— Begin Input for this task —

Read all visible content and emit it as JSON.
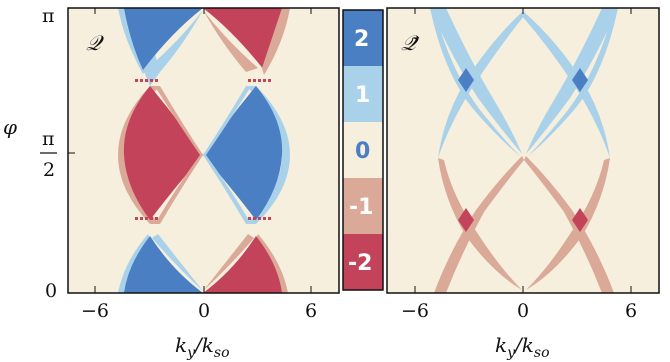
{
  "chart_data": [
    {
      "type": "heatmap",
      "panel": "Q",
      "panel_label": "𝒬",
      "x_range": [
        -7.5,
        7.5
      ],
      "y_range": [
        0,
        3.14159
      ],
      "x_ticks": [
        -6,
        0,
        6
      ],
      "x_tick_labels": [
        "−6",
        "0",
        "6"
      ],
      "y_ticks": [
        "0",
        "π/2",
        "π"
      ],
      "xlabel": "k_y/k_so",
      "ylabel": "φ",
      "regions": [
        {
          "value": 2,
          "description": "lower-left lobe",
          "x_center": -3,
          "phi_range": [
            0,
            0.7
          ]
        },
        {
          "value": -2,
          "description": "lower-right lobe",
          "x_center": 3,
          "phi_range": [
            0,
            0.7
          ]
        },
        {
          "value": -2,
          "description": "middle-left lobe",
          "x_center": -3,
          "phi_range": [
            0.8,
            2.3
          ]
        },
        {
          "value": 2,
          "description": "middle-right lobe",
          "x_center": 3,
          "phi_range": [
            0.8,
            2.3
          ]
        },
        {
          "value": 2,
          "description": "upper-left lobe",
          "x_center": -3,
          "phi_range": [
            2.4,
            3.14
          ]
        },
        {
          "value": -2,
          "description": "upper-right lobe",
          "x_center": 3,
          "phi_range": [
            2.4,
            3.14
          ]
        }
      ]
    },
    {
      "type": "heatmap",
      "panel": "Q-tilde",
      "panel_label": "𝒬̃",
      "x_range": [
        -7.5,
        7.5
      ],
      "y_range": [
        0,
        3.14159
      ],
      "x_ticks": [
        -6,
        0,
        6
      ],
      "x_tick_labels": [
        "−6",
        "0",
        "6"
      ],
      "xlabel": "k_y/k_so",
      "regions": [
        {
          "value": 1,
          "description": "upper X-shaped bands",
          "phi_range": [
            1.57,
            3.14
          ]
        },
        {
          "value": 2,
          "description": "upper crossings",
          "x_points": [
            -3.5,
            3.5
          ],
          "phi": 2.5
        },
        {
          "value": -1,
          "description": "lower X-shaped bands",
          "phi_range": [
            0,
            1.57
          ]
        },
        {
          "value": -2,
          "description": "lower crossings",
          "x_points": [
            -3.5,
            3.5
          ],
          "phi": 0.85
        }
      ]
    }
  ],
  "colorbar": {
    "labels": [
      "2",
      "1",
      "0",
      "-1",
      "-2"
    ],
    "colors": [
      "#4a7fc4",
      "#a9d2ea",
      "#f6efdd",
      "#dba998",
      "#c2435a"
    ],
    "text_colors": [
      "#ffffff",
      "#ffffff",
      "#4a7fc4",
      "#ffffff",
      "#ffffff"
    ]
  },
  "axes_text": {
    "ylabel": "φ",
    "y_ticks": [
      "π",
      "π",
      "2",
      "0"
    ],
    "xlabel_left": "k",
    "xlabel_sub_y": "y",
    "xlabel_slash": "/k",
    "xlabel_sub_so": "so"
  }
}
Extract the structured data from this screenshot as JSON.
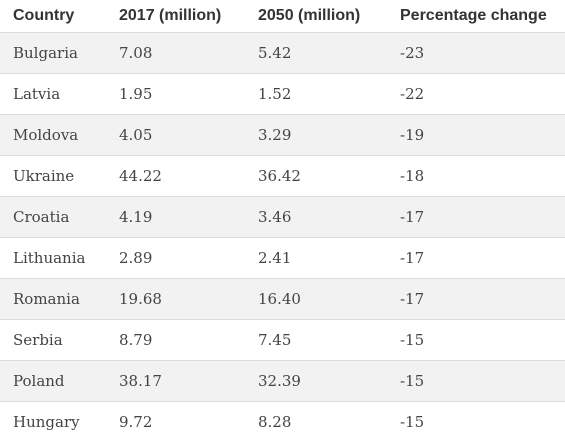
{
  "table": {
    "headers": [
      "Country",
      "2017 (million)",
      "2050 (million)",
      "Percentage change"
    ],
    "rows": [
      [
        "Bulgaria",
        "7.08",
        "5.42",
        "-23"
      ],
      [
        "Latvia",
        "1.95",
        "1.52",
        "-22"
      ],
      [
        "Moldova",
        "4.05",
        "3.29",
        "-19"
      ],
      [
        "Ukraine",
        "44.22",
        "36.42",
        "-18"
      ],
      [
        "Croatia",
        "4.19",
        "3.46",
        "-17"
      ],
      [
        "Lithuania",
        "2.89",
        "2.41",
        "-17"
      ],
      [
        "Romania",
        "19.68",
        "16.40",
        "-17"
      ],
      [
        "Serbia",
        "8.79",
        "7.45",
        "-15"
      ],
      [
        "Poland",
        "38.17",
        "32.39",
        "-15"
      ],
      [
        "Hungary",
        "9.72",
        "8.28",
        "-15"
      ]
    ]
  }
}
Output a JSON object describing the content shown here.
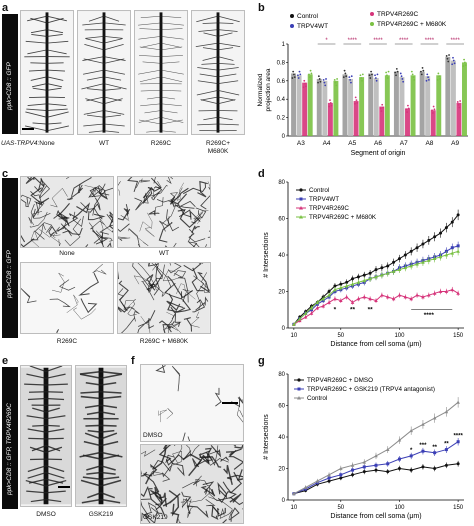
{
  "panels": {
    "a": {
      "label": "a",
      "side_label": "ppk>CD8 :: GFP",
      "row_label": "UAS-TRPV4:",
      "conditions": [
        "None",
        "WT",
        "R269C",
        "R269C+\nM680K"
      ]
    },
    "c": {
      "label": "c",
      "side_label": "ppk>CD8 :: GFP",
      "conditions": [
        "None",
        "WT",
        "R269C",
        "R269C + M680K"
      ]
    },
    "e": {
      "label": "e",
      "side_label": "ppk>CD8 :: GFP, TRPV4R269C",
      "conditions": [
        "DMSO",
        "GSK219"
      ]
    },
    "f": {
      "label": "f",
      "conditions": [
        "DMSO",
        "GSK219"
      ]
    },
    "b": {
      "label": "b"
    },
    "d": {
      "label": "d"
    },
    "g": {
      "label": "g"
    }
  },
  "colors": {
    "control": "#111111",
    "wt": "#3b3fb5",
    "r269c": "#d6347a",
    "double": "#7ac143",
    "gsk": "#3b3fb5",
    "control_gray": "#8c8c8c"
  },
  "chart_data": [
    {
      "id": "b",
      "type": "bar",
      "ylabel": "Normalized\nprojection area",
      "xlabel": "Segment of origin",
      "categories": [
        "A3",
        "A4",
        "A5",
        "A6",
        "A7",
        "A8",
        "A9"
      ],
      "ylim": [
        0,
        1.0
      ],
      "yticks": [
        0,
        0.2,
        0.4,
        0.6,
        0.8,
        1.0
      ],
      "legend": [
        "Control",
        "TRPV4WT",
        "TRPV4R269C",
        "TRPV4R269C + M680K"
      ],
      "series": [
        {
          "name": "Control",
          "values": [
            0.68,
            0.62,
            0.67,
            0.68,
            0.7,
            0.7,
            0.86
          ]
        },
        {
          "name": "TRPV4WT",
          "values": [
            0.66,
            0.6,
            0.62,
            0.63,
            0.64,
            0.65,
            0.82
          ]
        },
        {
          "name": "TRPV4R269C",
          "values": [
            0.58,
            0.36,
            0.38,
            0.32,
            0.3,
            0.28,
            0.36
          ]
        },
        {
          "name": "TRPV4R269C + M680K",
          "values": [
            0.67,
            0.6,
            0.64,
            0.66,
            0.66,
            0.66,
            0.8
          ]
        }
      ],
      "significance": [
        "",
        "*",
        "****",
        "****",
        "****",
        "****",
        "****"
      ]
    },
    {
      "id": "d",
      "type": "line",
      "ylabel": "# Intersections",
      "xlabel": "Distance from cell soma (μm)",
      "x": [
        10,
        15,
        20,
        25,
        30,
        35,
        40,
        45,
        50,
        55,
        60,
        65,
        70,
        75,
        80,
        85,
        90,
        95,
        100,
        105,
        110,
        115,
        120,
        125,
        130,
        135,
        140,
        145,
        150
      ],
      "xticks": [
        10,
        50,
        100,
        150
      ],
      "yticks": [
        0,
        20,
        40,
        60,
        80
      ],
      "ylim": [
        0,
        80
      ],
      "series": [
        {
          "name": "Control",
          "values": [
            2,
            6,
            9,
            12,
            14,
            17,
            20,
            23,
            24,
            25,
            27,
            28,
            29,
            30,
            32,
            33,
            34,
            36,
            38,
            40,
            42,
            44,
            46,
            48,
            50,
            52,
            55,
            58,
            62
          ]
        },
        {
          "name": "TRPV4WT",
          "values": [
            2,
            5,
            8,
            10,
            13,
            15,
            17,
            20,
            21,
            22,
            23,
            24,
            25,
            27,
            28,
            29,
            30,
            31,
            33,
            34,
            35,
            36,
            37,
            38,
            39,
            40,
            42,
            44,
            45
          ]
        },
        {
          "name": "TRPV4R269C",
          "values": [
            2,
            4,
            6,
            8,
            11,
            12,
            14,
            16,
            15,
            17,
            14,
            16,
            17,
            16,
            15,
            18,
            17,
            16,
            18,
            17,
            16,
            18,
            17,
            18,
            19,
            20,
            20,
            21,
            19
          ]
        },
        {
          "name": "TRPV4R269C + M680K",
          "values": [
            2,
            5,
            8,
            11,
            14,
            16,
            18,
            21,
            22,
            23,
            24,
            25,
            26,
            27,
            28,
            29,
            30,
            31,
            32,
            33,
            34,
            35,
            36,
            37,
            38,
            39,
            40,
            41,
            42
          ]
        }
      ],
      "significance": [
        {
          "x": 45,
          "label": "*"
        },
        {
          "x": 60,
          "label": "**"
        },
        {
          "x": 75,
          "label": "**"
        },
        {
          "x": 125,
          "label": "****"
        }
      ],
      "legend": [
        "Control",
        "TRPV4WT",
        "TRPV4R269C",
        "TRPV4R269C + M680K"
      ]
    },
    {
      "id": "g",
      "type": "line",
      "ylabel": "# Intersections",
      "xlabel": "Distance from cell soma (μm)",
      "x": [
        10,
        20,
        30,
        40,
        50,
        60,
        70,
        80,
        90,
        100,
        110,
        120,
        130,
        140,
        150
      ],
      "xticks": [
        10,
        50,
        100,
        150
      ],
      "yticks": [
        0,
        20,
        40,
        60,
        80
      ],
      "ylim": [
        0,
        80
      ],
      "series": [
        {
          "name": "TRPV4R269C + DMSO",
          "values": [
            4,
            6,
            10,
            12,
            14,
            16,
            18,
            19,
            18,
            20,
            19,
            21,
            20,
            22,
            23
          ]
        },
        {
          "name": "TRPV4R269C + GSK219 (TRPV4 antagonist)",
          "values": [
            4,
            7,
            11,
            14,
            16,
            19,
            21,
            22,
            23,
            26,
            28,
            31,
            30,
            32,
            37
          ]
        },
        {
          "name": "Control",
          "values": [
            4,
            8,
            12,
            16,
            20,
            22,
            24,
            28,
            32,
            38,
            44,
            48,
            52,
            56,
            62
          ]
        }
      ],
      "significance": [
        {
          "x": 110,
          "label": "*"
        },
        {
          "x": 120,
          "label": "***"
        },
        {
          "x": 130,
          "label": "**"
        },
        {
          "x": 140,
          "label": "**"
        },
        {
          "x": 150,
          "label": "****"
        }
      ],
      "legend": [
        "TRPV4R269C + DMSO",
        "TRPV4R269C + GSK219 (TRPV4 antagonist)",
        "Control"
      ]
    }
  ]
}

— End Input for this task —
— Begin Input for this task —

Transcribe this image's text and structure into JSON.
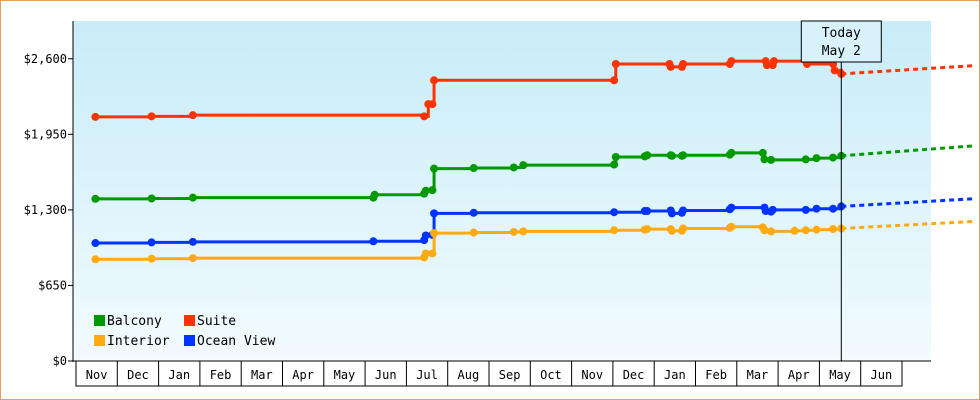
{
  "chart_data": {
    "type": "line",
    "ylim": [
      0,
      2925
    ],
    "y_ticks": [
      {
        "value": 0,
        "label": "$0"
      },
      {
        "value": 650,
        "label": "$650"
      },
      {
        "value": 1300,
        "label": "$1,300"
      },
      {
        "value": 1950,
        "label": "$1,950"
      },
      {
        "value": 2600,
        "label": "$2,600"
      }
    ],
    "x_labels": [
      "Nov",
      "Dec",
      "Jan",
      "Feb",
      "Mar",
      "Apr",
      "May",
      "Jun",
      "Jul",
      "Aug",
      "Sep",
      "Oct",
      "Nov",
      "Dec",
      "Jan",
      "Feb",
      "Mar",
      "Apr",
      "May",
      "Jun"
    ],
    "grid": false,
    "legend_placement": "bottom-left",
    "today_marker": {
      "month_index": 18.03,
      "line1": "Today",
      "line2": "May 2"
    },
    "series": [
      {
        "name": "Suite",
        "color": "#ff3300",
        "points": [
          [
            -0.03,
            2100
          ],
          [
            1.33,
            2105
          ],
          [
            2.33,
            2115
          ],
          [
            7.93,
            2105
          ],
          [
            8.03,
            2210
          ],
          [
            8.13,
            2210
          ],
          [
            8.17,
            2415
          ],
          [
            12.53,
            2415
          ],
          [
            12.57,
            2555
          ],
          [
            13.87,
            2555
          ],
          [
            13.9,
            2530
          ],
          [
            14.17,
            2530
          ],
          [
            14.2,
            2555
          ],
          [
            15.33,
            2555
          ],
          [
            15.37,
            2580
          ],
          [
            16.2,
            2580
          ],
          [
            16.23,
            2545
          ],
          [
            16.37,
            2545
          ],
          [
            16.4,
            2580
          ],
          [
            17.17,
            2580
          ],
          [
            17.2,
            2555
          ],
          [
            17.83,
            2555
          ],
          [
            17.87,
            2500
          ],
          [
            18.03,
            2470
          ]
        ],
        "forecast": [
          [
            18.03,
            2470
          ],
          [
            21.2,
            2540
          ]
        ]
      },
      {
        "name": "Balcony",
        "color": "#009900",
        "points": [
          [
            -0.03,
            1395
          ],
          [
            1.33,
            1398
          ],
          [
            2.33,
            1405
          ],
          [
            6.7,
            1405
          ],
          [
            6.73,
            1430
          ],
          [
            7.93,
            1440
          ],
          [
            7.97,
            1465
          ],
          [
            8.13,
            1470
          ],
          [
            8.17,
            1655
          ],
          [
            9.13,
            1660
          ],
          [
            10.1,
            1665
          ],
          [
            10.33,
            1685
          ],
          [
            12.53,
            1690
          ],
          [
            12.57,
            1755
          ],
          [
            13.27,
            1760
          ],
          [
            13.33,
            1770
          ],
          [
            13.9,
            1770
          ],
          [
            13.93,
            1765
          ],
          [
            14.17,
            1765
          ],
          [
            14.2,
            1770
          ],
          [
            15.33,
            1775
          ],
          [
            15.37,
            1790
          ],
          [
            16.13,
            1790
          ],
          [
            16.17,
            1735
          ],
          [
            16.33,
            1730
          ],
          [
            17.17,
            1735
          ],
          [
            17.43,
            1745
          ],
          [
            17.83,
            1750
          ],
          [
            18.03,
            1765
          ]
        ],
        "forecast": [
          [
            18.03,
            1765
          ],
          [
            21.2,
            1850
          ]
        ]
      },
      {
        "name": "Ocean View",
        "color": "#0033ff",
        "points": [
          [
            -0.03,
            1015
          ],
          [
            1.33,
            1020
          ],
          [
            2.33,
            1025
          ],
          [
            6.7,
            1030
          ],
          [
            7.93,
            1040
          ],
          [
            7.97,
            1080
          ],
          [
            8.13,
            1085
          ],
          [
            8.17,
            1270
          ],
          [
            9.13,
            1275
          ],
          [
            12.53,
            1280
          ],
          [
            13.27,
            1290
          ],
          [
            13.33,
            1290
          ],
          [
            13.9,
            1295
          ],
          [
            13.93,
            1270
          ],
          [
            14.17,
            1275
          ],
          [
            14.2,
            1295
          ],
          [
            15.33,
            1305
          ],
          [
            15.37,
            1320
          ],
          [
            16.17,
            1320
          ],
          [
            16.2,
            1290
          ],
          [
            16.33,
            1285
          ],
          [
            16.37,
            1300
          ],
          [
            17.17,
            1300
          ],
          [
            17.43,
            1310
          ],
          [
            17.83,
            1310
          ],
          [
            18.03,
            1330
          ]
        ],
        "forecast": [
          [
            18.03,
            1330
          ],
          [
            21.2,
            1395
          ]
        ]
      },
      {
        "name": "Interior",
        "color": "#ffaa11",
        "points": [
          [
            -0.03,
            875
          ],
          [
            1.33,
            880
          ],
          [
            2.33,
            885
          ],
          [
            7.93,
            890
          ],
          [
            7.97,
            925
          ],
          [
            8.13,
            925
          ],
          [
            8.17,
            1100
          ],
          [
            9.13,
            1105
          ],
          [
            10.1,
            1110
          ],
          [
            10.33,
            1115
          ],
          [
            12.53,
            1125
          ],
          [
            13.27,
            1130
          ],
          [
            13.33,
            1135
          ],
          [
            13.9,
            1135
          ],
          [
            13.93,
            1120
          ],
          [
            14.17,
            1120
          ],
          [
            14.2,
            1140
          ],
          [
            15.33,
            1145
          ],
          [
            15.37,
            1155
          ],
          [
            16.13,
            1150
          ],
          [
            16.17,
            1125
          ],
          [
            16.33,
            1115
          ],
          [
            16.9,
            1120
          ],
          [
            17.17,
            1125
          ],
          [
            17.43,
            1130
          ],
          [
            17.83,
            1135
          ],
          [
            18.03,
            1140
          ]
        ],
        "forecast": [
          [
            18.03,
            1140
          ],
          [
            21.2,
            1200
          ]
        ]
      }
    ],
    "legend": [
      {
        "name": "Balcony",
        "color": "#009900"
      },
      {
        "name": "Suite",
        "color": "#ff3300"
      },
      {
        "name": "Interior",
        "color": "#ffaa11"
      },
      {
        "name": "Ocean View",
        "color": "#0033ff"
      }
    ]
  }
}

— End Input for this task —

● What the task requires: Which lines contain the word "antagonist"? Copy each of them.

● Result of this exercise:
          "name": "TRPV4R269C + GSK219 (TRPV4 antagonist)",
        "TRPV4R269C + GSK219 (TRPV4 antagonist)",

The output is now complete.